**Written task**
Identify each line holding the string "title" and copy it.

**Listed records**
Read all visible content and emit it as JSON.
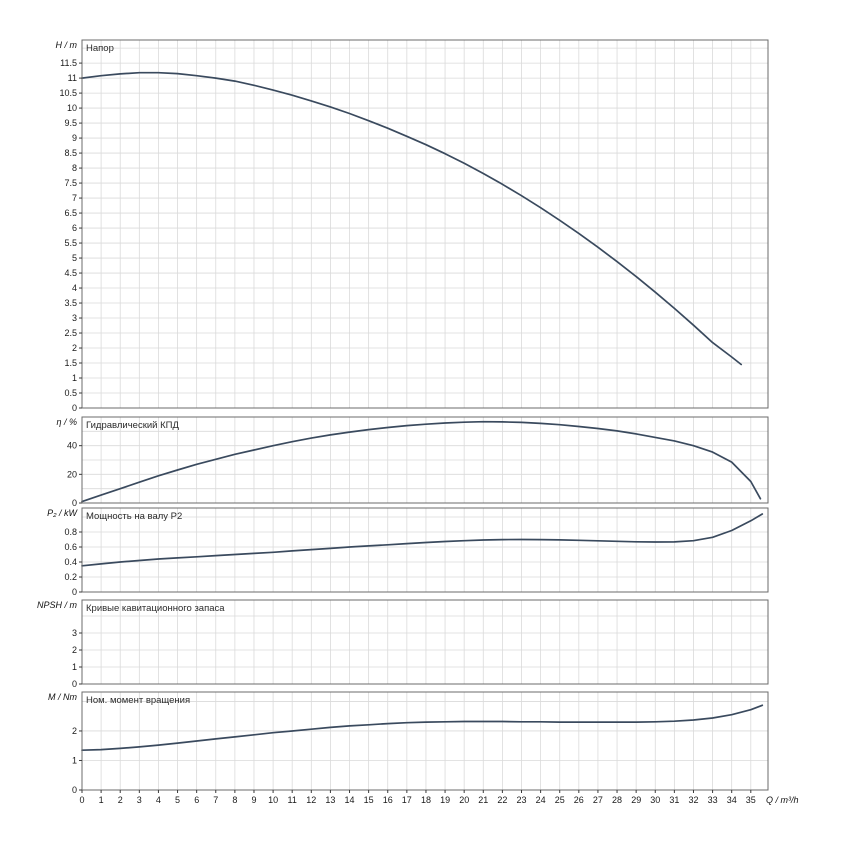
{
  "chart_data": {
    "type": "line",
    "colors": {
      "curve": "#3a4a5e",
      "grid": "#dadada",
      "frame": "#6b6b6b"
    },
    "x_axis": {
      "label": "Q / m³/h",
      "min": 0,
      "max": 35.9,
      "ticks": [
        0,
        1,
        2,
        3,
        4,
        5,
        6,
        7,
        8,
        9,
        10,
        11,
        12,
        13,
        14,
        15,
        16,
        17,
        18,
        19,
        20,
        21,
        22,
        23,
        24,
        25,
        26,
        27,
        28,
        29,
        30,
        31,
        32,
        33,
        34,
        35
      ]
    },
    "grid": true,
    "panels": [
      {
        "id": "head",
        "unit_label": "H / m",
        "title": "Напор",
        "ylim": [
          0,
          12.27
        ],
        "ygrid_step": 0.5,
        "yticks": [
          0,
          0.5,
          1,
          1.5,
          2,
          2.5,
          3,
          3.5,
          4,
          4.5,
          5,
          5.5,
          6,
          6.5,
          7,
          7.5,
          8,
          8.5,
          9,
          9.5,
          10,
          10.5,
          11,
          11.5
        ],
        "series": [
          {
            "name": "H",
            "x": [
              0,
              1,
              2,
              3,
              4,
              5,
              6,
              7,
              8,
              9,
              10,
              11,
              12,
              13,
              14,
              15,
              16,
              17,
              18,
              19,
              20,
              21,
              22,
              23,
              24,
              25,
              26,
              27,
              28,
              29,
              30,
              31,
              32,
              33,
              34,
              34.5
            ],
            "y": [
              11.0,
              11.08,
              11.14,
              11.18,
              11.18,
              11.15,
              11.08,
              11.0,
              10.9,
              10.76,
              10.6,
              10.43,
              10.24,
              10.04,
              9.82,
              9.58,
              9.33,
              9.06,
              8.78,
              8.48,
              8.16,
              7.82,
              7.46,
              7.08,
              6.68,
              6.26,
              5.82,
              5.36,
              4.88,
              4.38,
              3.86,
              3.32,
              2.76,
              2.18,
              1.7,
              1.45
            ]
          }
        ]
      },
      {
        "id": "efficiency",
        "unit_label": "η / %",
        "title": "Гидравлический КПД",
        "ylim": [
          0,
          60
        ],
        "ygrid_step": 10,
        "yticks": [
          0,
          20,
          40
        ],
        "series": [
          {
            "name": "eta",
            "x": [
              0,
              1,
              2,
              3,
              4,
              5,
              6,
              7,
              8,
              9,
              10,
              11,
              12,
              13,
              14,
              15,
              16,
              17,
              18,
              19,
              20,
              21,
              22,
              23,
              24,
              25,
              26,
              27,
              28,
              29,
              30,
              31,
              32,
              33,
              34,
              35,
              35.5
            ],
            "y": [
              1,
              5.5,
              10,
              14.5,
              19,
              23,
              27,
              30.5,
              34,
              37,
              40,
              42.8,
              45.3,
              47.5,
              49.5,
              51.2,
              52.7,
              54,
              55,
              55.8,
              56.4,
              56.7,
              56.6,
              56.2,
              55.5,
              54.6,
              53.4,
              52,
              50.3,
              48.2,
              45.8,
              43.3,
              40,
              35.5,
              28.5,
              15,
              3
            ]
          }
        ]
      },
      {
        "id": "power",
        "unit_label": "P₂ / kW",
        "title": "Мощность на валу P2",
        "ylim": [
          0,
          1.12
        ],
        "ygrid_step": 0.2,
        "yticks": [
          0,
          0.2,
          0.4,
          0.6,
          0.8
        ],
        "series": [
          {
            "name": "P2",
            "x": [
              0,
              1,
              2,
              3,
              4,
              5,
              6,
              7,
              8,
              9,
              10,
              11,
              12,
              13,
              14,
              15,
              16,
              17,
              18,
              19,
              20,
              21,
              22,
              23,
              24,
              25,
              26,
              27,
              28,
              29,
              30,
              31,
              32,
              33,
              34,
              35,
              35.6
            ],
            "y": [
              0.35,
              0.375,
              0.4,
              0.42,
              0.44,
              0.455,
              0.47,
              0.485,
              0.5,
              0.515,
              0.53,
              0.548,
              0.565,
              0.582,
              0.6,
              0.615,
              0.63,
              0.645,
              0.66,
              0.673,
              0.684,
              0.693,
              0.698,
              0.7,
              0.699,
              0.695,
              0.69,
              0.683,
              0.676,
              0.67,
              0.666,
              0.668,
              0.684,
              0.73,
              0.82,
              0.95,
              1.04
            ]
          }
        ]
      },
      {
        "id": "npsh",
        "unit_label": "NPSH / m",
        "title": "Кривые кавитационного запаса",
        "ylim": [
          0,
          4.94
        ],
        "ygrid_step": 1,
        "yticks": [
          0,
          1,
          2,
          3
        ],
        "series": []
      },
      {
        "id": "torque",
        "unit_label": "M / Nm",
        "title": "Ном. момент вращения",
        "ylim": [
          0,
          3.32
        ],
        "ygrid_step": 1,
        "yticks": [
          0,
          1,
          2
        ],
        "series": [
          {
            "name": "M",
            "x": [
              0,
              1,
              2,
              3,
              4,
              5,
              6,
              7,
              8,
              9,
              10,
              11,
              12,
              13,
              14,
              15,
              16,
              17,
              18,
              19,
              20,
              21,
              22,
              23,
              24,
              25,
              26,
              27,
              28,
              29,
              30,
              31,
              32,
              33,
              34,
              35,
              35.6
            ],
            "y": [
              1.35,
              1.37,
              1.41,
              1.46,
              1.52,
              1.59,
              1.66,
              1.73,
              1.8,
              1.87,
              1.94,
              2.0,
              2.06,
              2.12,
              2.17,
              2.21,
              2.25,
              2.28,
              2.3,
              2.31,
              2.32,
              2.32,
              2.32,
              2.31,
              2.31,
              2.3,
              2.3,
              2.3,
              2.3,
              2.3,
              2.31,
              2.33,
              2.37,
              2.44,
              2.55,
              2.72,
              2.87
            ]
          }
        ]
      }
    ]
  }
}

**Response below**
        "title": "Напор",
        "title": "Гидравлический КПД",
        "title": "Мощность на валу P2",
        "title": "Кривые кавитационного запаса",
        "title": "Ном. момент вращения",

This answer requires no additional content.